→ **Task to carry out**: Print all of the lines exactly. Any picture among them stays out.

Saved data entries
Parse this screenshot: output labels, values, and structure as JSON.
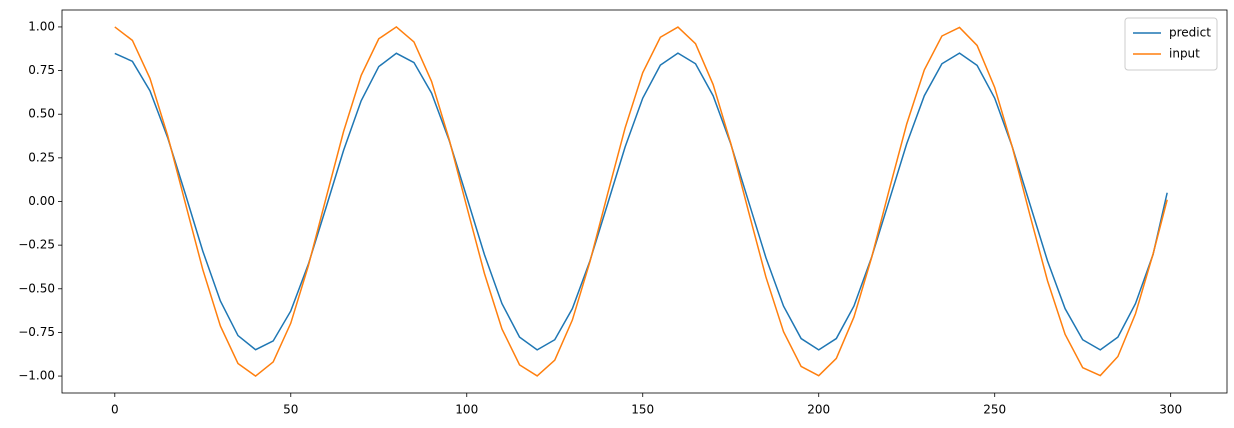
{
  "chart_data": {
    "type": "line",
    "x": [
      0,
      5,
      10,
      15,
      20,
      25,
      30,
      35,
      40,
      45,
      50,
      55,
      60,
      65,
      70,
      75,
      80,
      85,
      90,
      95,
      100,
      105,
      110,
      115,
      120,
      125,
      130,
      135,
      140,
      145,
      150,
      155,
      160,
      165,
      170,
      175,
      180,
      185,
      190,
      195,
      200,
      205,
      210,
      215,
      220,
      225,
      230,
      235,
      240,
      245,
      250,
      255,
      260,
      265,
      270,
      275,
      280,
      285,
      290,
      295,
      299
    ],
    "series": [
      {
        "name": "predict",
        "color": "#1f77b4",
        "values": [
          0.848,
          0.803,
          0.634,
          0.367,
          0.046,
          -0.284,
          -0.57,
          -0.768,
          -0.849,
          -0.799,
          -0.627,
          -0.359,
          -0.036,
          0.293,
          0.577,
          0.773,
          0.849,
          0.796,
          0.621,
          0.35,
          0.025,
          -0.303,
          -0.585,
          -0.777,
          -0.85,
          -0.792,
          -0.614,
          -0.34,
          -0.015,
          0.313,
          0.592,
          0.781,
          0.85,
          0.789,
          0.606,
          0.331,
          0.004,
          -0.322,
          -0.599,
          -0.785,
          -0.85,
          -0.785,
          -0.599,
          -0.321,
          0.004,
          0.331,
          0.606,
          0.789,
          0.85,
          0.78,
          0.592,
          0.313,
          -0.015,
          -0.34,
          -0.614,
          -0.792,
          -0.85,
          -0.777,
          -0.585,
          -0.303,
          0.05
        ]
      },
      {
        "name": "input",
        "color": "#ff7f0e",
        "values": [
          1.0,
          0.923,
          0.705,
          0.379,
          -0.006,
          -0.39,
          -0.713,
          -0.928,
          -1.0,
          -0.919,
          -0.697,
          -0.368,
          0.018,
          0.401,
          0.722,
          0.932,
          1.0,
          0.914,
          0.688,
          0.356,
          -0.03,
          -0.411,
          -0.73,
          -0.936,
          -0.999,
          -0.909,
          -0.679,
          -0.345,
          0.042,
          0.422,
          0.738,
          0.941,
          0.999,
          0.904,
          0.67,
          0.334,
          -0.053,
          -0.433,
          -0.746,
          -0.945,
          -0.998,
          -0.899,
          -0.662,
          -0.323,
          0.065,
          0.444,
          0.754,
          0.948,
          0.997,
          0.894,
          0.653,
          0.312,
          -0.077,
          -0.454,
          -0.761,
          -0.952,
          -0.997,
          -0.888,
          -0.643,
          -0.3,
          0.01
        ]
      }
    ],
    "xlim": [
      -15,
      316
    ],
    "ylim": [
      -1.097,
      1.097
    ],
    "xticks": [
      0,
      50,
      100,
      150,
      200,
      250,
      300
    ],
    "yticks": [
      {
        "value": -1.0,
        "label": "−1.00"
      },
      {
        "value": -0.75,
        "label": "−0.75"
      },
      {
        "value": -0.5,
        "label": "−0.50"
      },
      {
        "value": -0.25,
        "label": "−0.25"
      },
      {
        "value": 0,
        "label": "0.00"
      },
      {
        "value": 0.25,
        "label": "0.25"
      },
      {
        "value": 0.5,
        "label": "0.50"
      },
      {
        "value": 0.75,
        "label": "0.75"
      },
      {
        "value": 1.0,
        "label": "1.00"
      }
    ],
    "legend": "upper right"
  }
}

→ **The output**:
Parse this screenshot: output labels, values, and structure as JSON.
{
  "chart_data": {
    "type": "line",
    "x": [
      0,
      5,
      10,
      15,
      20,
      25,
      30,
      35,
      40,
      45,
      50,
      55,
      60,
      65,
      70,
      75,
      80,
      85,
      90,
      95,
      100,
      105,
      110,
      115,
      120,
      125,
      130,
      135,
      140,
      145,
      150,
      155,
      160,
      165,
      170,
      175,
      180,
      185,
      190,
      195,
      200,
      205,
      210,
      215,
      220,
      225,
      230,
      235,
      240,
      245,
      250,
      255,
      260,
      265,
      270,
      275,
      280,
      285,
      290,
      295,
      299
    ],
    "series": [
      {
        "name": "predict",
        "color": "#1f77b4",
        "values": [
          0.848,
          0.803,
          0.634,
          0.367,
          0.046,
          -0.284,
          -0.57,
          -0.768,
          -0.849,
          -0.799,
          -0.627,
          -0.359,
          -0.036,
          0.293,
          0.577,
          0.773,
          0.849,
          0.796,
          0.621,
          0.35,
          0.025,
          -0.303,
          -0.585,
          -0.777,
          -0.85,
          -0.792,
          -0.614,
          -0.34,
          -0.015,
          0.313,
          0.592,
          0.781,
          0.85,
          0.789,
          0.606,
          0.331,
          0.004,
          -0.322,
          -0.599,
          -0.785,
          -0.85,
          -0.785,
          -0.599,
          -0.321,
          0.004,
          0.331,
          0.606,
          0.789,
          0.85,
          0.78,
          0.592,
          0.313,
          -0.015,
          -0.34,
          -0.614,
          -0.792,
          -0.85,
          -0.777,
          -0.585,
          -0.303,
          0.05
        ]
      },
      {
        "name": "input",
        "color": "#ff7f0e",
        "values": [
          1.0,
          0.923,
          0.705,
          0.379,
          -0.006,
          -0.39,
          -0.713,
          -0.928,
          -1.0,
          -0.919,
          -0.697,
          -0.368,
          0.018,
          0.401,
          0.722,
          0.932,
          1.0,
          0.914,
          0.688,
          0.356,
          -0.03,
          -0.411,
          -0.73,
          -0.936,
          -0.999,
          -0.909,
          -0.679,
          -0.345,
          0.042,
          0.422,
          0.738,
          0.941,
          0.999,
          0.904,
          0.67,
          0.334,
          -0.053,
          -0.433,
          -0.746,
          -0.945,
          -0.998,
          -0.899,
          -0.662,
          -0.323,
          0.065,
          0.444,
          0.754,
          0.948,
          0.997,
          0.894,
          0.653,
          0.312,
          -0.077,
          -0.454,
          -0.761,
          -0.952,
          -0.997,
          -0.888,
          -0.643,
          -0.3,
          0.01
        ]
      }
    ],
    "xlim": [
      -15,
      316
    ],
    "ylim": [
      -1.097,
      1.097
    ],
    "xticks": [
      0,
      50,
      100,
      150,
      200,
      250,
      300
    ],
    "yticks": [
      {
        "value": -1.0,
        "label": "−1.00"
      },
      {
        "value": -0.75,
        "label": "−0.75"
      },
      {
        "value": -0.5,
        "label": "−0.50"
      },
      {
        "value": -0.25,
        "label": "−0.25"
      },
      {
        "value": 0,
        "label": "0.00"
      },
      {
        "value": 0.25,
        "label": "0.25"
      },
      {
        "value": 0.5,
        "label": "0.50"
      },
      {
        "value": 0.75,
        "label": "0.75"
      },
      {
        "value": 1.0,
        "label": "1.00"
      }
    ],
    "legend": "upper right"
  }
}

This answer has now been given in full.